- [TASK INSTRUCTIONS] How many lines in these records hold the string "this"? State only that number.

- [SOURCE MATERIAL]
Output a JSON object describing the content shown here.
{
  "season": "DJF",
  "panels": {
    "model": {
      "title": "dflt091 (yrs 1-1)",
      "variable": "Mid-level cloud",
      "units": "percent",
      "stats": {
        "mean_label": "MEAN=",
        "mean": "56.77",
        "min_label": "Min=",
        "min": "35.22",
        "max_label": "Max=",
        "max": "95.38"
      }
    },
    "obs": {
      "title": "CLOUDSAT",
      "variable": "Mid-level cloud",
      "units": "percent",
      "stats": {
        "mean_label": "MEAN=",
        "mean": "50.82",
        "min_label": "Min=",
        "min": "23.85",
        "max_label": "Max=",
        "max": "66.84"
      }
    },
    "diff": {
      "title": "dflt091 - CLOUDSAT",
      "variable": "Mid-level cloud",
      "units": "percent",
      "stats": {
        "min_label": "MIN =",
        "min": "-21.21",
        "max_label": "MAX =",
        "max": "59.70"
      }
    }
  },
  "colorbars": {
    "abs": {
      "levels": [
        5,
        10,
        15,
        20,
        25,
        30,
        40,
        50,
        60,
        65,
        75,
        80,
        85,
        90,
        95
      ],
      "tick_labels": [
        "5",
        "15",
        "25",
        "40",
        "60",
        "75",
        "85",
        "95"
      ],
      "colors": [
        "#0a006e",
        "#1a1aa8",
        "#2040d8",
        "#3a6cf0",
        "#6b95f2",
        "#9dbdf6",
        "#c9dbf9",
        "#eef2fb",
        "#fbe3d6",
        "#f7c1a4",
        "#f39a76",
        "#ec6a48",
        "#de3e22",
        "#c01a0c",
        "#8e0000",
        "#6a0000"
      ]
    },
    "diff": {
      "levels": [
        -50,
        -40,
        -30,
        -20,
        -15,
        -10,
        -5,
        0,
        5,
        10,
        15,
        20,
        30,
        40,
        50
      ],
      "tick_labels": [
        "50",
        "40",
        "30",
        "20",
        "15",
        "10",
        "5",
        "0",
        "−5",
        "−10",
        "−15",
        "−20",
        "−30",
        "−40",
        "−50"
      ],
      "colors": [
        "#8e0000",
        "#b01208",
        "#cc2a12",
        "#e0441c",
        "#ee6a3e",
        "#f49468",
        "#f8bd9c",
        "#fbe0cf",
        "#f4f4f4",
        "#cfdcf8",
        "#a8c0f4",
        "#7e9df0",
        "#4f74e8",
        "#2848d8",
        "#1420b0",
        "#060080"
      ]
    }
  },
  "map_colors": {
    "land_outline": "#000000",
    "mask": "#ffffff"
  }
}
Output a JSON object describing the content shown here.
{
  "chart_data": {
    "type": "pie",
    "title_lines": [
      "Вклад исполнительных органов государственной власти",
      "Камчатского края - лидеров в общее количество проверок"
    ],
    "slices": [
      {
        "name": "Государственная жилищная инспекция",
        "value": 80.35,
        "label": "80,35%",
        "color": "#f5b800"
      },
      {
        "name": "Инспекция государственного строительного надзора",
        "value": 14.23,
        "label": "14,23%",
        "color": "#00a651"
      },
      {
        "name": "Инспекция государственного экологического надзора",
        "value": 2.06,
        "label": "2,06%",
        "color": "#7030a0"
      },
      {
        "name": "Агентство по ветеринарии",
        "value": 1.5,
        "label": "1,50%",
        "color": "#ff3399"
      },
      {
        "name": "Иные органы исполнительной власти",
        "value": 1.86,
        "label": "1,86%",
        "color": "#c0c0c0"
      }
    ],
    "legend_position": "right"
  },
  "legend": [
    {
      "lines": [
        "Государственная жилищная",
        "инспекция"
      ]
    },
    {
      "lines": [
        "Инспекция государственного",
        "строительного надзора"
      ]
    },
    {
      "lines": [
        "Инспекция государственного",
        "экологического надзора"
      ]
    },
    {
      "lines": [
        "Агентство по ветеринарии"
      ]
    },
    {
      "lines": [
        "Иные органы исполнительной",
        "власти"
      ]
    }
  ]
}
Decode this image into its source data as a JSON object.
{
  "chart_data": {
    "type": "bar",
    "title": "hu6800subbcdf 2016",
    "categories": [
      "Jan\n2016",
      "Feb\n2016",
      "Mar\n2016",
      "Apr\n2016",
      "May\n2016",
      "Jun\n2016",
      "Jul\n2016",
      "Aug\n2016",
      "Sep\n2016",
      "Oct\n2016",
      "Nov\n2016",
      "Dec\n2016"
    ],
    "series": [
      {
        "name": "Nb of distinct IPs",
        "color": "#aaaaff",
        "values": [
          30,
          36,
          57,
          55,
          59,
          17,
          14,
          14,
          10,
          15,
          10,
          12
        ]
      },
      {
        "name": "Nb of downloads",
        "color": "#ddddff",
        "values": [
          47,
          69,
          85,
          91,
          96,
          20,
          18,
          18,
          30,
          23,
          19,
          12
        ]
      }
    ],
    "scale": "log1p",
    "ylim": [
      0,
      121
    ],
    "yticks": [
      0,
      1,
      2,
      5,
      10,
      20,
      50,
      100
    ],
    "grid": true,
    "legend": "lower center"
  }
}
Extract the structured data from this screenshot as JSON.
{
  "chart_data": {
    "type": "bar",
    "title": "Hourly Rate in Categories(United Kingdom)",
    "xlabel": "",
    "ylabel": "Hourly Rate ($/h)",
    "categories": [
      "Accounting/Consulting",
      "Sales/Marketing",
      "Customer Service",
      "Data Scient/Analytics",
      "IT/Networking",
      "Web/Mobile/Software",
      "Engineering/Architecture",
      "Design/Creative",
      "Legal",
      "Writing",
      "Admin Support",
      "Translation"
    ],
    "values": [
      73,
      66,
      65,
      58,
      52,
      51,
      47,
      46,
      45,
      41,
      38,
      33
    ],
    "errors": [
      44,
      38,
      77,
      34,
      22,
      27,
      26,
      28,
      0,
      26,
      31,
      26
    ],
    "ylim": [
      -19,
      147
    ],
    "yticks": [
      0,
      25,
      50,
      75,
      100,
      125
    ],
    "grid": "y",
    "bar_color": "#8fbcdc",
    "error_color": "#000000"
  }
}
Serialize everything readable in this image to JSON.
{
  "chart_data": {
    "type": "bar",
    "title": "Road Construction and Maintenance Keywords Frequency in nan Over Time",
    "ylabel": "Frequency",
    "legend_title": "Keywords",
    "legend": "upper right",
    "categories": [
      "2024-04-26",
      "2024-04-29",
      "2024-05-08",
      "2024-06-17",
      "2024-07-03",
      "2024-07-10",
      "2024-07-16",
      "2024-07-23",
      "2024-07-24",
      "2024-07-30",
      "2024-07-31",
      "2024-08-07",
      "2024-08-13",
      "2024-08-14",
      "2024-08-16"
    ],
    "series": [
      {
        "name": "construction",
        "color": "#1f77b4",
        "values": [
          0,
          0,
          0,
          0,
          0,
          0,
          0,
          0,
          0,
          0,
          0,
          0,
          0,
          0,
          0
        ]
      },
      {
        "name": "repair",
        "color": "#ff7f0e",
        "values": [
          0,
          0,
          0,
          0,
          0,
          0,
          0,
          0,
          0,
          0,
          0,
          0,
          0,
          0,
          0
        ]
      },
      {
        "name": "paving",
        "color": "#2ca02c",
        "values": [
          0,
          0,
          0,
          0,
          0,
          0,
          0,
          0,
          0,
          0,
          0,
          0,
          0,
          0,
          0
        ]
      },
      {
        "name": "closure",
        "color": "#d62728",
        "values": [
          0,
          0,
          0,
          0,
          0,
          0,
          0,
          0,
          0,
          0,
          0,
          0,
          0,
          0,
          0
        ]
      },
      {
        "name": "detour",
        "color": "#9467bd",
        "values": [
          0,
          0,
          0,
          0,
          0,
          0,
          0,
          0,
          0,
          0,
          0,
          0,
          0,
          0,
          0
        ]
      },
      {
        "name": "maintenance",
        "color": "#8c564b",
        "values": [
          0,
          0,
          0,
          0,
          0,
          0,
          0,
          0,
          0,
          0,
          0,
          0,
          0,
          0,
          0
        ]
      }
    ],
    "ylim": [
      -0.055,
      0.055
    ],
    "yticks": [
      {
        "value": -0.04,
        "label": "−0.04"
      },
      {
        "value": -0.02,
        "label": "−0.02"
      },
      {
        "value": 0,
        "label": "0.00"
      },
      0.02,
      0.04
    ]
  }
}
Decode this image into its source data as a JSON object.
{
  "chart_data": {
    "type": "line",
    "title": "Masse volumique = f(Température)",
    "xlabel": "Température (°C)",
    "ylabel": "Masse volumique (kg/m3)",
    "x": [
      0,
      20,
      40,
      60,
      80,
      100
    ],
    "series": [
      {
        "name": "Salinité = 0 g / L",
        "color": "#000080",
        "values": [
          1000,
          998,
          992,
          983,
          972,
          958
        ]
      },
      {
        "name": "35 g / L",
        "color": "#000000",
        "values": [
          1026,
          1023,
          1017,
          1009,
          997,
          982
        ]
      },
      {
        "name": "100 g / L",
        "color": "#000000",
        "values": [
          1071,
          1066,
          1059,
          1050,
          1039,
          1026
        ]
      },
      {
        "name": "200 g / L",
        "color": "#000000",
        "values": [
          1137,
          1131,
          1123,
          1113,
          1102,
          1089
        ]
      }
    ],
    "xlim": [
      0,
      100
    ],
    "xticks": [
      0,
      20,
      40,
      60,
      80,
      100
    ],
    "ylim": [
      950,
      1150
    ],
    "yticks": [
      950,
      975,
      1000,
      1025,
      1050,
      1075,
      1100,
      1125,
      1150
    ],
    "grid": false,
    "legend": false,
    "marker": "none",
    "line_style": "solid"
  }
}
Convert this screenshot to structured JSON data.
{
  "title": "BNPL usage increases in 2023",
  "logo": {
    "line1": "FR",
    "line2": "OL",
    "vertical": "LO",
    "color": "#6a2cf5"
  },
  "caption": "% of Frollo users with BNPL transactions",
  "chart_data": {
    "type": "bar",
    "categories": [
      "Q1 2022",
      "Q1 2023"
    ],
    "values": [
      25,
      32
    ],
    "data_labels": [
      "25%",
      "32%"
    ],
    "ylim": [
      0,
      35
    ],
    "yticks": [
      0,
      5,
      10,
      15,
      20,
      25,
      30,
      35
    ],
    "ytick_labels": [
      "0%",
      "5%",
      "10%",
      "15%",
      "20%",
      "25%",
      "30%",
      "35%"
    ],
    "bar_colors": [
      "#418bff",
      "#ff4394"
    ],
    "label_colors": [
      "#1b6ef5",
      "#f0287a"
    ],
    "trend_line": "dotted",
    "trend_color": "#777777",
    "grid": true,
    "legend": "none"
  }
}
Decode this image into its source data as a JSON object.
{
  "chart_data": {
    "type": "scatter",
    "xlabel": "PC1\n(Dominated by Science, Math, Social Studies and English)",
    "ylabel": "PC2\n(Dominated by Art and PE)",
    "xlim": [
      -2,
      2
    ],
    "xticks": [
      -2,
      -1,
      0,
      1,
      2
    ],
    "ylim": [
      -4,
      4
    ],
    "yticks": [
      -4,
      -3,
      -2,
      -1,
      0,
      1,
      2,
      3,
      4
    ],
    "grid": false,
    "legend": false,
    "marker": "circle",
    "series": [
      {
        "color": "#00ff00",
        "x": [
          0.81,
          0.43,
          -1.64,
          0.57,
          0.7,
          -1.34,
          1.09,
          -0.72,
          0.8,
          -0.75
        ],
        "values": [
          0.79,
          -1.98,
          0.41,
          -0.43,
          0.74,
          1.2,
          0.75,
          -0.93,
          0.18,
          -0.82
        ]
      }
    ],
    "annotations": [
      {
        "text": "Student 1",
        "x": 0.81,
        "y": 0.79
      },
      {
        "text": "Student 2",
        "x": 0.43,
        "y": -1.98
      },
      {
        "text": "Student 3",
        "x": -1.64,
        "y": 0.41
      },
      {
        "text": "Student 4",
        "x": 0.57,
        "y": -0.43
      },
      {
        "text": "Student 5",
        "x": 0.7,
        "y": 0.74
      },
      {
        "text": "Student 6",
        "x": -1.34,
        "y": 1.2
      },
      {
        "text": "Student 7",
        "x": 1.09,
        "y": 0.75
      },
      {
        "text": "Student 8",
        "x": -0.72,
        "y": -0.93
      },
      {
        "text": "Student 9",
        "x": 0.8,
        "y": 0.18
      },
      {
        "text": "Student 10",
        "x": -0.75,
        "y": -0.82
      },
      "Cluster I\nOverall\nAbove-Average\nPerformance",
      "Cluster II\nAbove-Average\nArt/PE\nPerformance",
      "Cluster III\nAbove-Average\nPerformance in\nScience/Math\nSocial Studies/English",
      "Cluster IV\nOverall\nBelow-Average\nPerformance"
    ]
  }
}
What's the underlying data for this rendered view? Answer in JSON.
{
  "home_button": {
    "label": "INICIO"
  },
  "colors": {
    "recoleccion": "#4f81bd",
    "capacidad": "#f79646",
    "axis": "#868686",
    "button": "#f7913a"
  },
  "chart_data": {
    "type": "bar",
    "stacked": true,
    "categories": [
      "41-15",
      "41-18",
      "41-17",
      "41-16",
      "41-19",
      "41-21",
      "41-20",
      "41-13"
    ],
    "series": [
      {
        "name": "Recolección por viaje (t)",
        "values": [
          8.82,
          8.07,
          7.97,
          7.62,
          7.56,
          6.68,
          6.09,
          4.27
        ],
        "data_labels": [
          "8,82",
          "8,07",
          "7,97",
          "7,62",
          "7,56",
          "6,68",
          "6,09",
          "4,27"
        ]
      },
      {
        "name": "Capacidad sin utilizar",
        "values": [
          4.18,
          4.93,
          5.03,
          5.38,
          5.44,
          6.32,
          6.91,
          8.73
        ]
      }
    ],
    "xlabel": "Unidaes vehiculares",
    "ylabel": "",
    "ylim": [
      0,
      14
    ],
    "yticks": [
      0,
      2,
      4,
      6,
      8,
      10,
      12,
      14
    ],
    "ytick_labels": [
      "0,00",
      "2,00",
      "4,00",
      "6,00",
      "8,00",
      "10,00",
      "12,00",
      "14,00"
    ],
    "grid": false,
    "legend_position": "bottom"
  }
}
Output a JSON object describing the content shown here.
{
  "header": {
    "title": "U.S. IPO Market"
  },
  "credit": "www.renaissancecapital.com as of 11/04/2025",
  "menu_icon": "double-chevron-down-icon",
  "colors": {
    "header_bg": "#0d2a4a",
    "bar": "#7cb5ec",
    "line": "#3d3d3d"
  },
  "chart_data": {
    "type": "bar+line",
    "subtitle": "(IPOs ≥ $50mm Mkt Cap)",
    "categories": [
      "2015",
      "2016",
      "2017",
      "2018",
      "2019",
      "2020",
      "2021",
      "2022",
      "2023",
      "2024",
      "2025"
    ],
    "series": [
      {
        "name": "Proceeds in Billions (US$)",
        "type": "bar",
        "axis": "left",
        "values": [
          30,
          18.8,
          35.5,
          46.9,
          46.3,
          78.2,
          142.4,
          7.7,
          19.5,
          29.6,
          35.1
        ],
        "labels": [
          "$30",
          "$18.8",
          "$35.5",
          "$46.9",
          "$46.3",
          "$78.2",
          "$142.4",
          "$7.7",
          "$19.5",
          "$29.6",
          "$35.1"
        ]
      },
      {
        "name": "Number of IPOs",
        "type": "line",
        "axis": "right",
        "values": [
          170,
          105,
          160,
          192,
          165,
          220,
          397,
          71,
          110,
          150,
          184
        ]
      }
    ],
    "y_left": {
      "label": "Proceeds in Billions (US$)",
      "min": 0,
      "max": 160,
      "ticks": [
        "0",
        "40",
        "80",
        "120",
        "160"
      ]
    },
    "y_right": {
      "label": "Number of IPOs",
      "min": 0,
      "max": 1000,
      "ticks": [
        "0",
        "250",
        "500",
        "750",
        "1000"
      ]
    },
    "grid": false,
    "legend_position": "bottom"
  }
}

- [TASK OUTPUT] 7